┌─ ITEMS

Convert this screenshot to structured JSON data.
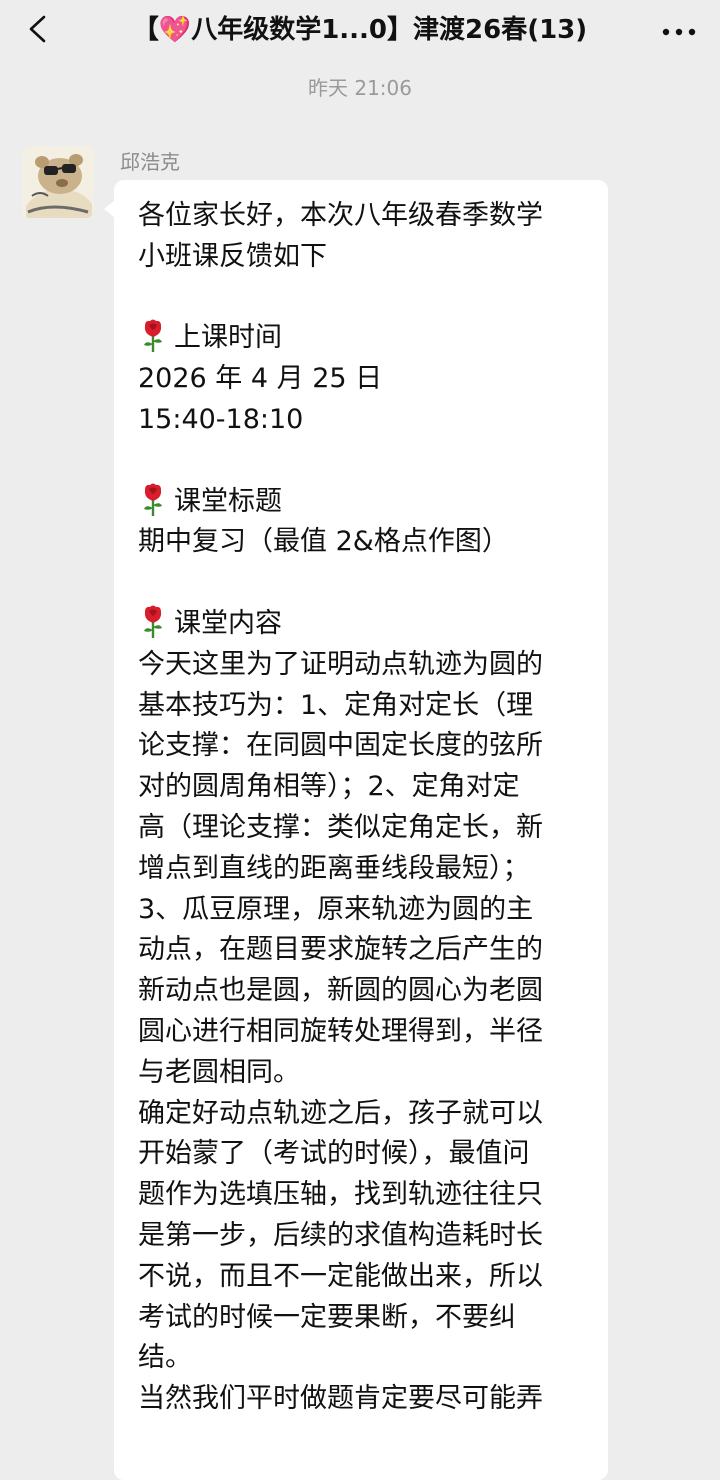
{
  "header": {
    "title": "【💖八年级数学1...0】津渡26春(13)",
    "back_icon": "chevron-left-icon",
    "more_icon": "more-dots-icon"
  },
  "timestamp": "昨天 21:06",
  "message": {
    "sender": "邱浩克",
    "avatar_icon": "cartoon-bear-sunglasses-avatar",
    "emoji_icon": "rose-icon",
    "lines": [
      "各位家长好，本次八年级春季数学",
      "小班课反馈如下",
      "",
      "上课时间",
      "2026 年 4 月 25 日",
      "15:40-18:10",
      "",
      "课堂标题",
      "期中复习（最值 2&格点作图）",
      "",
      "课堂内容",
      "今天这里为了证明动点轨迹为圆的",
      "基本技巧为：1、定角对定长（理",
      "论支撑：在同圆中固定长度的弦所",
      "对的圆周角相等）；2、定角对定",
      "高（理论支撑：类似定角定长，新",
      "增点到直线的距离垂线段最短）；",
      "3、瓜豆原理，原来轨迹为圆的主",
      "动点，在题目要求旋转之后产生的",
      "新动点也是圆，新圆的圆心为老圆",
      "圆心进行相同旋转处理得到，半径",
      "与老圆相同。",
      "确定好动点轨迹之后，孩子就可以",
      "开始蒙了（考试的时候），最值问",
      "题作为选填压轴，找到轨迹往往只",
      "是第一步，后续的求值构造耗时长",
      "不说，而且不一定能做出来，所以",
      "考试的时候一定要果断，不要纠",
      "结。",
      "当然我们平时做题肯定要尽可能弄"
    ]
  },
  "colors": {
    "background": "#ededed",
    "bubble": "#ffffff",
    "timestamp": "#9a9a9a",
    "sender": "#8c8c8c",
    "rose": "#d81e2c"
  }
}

└─

TASK: Every line of text is to be repeated exactly; pictures are left out.

SOLUTION TO THIS PROBLEM:
Convert this screenshot to structured JSON data.
{
  "header": {
    "title": "【💖八年级数学1...0】津渡26春(13)",
    "back_icon": "chevron-left-icon",
    "more_icon": "more-dots-icon"
  },
  "timestamp": "昨天 21:06",
  "message": {
    "sender": "邱浩克",
    "avatar_icon": "cartoon-bear-sunglasses-avatar",
    "emoji_icon": "rose-icon",
    "lines": [
      "各位家长好，本次八年级春季数学",
      "小班课反馈如下",
      "",
      "上课时间",
      "2026 年 4 月 25 日",
      "15:40-18:10",
      "",
      "课堂标题",
      "期中复习（最值 2&格点作图）",
      "",
      "课堂内容",
      "今天这里为了证明动点轨迹为圆的",
      "基本技巧为：1、定角对定长（理",
      "论支撑：在同圆中固定长度的弦所",
      "对的圆周角相等）；2、定角对定",
      "高（理论支撑：类似定角定长，新",
      "增点到直线的距离垂线段最短）；",
      "3、瓜豆原理，原来轨迹为圆的主",
      "动点，在题目要求旋转之后产生的",
      "新动点也是圆，新圆的圆心为老圆",
      "圆心进行相同旋转处理得到，半径",
      "与老圆相同。",
      "确定好动点轨迹之后，孩子就可以",
      "开始蒙了（考试的时候），最值问",
      "题作为选填压轴，找到轨迹往往只",
      "是第一步，后续的求值构造耗时长",
      "不说，而且不一定能做出来，所以",
      "考试的时候一定要果断，不要纠",
      "结。",
      "当然我们平时做题肯定要尽可能弄"
    ]
  },
  "colors": {
    "background": "#ededed",
    "bubble": "#ffffff",
    "timestamp": "#9a9a9a",
    "sender": "#8c8c8c",
    "rose": "#d81e2c"
  }
}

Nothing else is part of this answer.